EXTRACTED DATA —

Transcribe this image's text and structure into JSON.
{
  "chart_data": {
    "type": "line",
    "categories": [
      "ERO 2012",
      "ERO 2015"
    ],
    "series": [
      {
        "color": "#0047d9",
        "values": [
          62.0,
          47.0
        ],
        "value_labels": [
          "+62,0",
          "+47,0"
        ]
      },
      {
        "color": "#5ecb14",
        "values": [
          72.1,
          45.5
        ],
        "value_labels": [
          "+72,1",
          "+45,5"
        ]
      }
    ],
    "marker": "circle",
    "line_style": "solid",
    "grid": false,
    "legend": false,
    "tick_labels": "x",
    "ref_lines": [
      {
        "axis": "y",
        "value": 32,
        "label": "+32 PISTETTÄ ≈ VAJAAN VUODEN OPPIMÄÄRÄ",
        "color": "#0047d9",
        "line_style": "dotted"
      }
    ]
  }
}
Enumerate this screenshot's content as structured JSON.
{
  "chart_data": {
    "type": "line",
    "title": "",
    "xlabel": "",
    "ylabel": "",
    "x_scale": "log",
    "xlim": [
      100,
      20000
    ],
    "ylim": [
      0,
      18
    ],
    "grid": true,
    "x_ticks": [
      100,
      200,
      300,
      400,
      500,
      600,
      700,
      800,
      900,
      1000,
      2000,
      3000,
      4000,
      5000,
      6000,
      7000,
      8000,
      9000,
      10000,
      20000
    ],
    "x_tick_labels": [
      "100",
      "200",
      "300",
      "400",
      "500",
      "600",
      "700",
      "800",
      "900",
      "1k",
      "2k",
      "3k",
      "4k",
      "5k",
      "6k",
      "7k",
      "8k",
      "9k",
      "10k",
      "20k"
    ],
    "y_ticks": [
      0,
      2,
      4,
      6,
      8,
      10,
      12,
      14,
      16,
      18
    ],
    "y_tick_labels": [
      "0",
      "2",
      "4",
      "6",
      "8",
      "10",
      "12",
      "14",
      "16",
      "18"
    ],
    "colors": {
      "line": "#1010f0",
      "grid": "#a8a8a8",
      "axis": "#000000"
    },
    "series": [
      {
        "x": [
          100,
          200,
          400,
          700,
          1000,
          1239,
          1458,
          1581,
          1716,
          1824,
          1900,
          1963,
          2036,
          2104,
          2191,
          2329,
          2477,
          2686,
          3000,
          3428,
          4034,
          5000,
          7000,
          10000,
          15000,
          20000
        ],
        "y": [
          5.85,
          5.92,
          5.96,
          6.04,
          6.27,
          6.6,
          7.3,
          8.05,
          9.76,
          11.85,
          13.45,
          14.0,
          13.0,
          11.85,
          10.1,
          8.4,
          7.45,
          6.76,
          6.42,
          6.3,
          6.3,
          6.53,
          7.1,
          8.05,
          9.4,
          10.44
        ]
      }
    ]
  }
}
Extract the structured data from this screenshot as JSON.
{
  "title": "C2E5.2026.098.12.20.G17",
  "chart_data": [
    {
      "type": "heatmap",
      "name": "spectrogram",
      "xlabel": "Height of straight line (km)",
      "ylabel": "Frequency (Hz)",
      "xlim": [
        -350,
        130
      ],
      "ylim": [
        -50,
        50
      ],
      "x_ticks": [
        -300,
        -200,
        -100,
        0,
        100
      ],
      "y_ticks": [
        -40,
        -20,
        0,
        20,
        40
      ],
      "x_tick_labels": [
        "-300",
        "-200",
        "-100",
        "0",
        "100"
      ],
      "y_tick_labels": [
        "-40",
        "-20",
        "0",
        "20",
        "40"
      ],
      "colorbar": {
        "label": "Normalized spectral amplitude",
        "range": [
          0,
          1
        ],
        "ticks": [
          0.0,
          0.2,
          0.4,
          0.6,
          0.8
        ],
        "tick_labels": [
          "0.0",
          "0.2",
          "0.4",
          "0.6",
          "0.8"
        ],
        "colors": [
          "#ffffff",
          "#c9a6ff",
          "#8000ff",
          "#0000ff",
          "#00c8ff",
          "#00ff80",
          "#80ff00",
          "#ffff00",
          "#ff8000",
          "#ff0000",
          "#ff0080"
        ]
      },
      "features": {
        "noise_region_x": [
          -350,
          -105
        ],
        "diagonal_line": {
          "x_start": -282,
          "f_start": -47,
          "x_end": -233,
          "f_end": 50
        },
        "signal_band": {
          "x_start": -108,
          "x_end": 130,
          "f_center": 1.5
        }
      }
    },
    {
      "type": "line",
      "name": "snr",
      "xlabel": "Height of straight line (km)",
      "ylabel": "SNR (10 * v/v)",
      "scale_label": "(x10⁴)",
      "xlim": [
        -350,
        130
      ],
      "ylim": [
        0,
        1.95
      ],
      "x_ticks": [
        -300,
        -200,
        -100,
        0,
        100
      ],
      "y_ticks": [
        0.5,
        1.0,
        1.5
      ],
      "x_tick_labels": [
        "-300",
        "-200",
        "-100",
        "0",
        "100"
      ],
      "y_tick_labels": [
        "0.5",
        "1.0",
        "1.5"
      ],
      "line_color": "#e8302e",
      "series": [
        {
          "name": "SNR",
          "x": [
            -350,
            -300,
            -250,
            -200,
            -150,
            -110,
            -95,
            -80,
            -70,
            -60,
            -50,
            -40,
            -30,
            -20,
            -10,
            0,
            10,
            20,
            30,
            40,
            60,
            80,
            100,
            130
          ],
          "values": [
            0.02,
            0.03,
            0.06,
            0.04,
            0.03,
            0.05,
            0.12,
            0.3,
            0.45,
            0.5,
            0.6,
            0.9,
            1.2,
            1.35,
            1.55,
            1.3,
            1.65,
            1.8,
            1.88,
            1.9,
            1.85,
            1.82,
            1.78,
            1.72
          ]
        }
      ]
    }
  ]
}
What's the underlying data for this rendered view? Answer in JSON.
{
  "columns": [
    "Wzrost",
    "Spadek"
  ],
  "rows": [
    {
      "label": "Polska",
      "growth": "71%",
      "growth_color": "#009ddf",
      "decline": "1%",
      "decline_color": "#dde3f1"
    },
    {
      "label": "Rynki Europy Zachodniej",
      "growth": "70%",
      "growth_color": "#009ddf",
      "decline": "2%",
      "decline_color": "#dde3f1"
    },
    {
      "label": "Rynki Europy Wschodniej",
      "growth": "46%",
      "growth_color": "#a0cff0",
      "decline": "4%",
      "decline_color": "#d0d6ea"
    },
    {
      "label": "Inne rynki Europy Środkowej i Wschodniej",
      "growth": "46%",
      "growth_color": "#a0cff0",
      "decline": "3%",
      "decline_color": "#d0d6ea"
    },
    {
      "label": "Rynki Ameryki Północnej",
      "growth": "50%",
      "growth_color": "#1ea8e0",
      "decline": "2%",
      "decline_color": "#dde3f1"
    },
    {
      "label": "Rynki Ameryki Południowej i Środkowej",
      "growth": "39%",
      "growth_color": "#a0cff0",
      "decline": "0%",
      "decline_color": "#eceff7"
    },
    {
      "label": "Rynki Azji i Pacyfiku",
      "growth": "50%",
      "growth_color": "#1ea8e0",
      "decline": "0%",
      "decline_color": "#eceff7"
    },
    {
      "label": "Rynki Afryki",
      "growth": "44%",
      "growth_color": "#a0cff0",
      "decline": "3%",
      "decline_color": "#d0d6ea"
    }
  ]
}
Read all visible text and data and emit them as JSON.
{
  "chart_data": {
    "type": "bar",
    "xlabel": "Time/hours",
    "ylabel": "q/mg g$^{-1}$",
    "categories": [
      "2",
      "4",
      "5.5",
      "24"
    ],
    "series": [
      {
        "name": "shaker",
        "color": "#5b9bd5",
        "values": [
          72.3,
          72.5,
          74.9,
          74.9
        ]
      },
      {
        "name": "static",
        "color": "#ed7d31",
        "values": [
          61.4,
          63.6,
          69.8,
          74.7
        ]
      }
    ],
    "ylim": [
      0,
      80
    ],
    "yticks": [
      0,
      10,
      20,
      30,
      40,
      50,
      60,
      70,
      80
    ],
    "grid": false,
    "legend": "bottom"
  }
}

WHAT IS EXPECTED —
In the listing, find each line with the string "screenshot" and copy it.

RESULT —
Enumerate this screenshot's content as structured JSON.
Extract the structured data from this screenshot as JSON.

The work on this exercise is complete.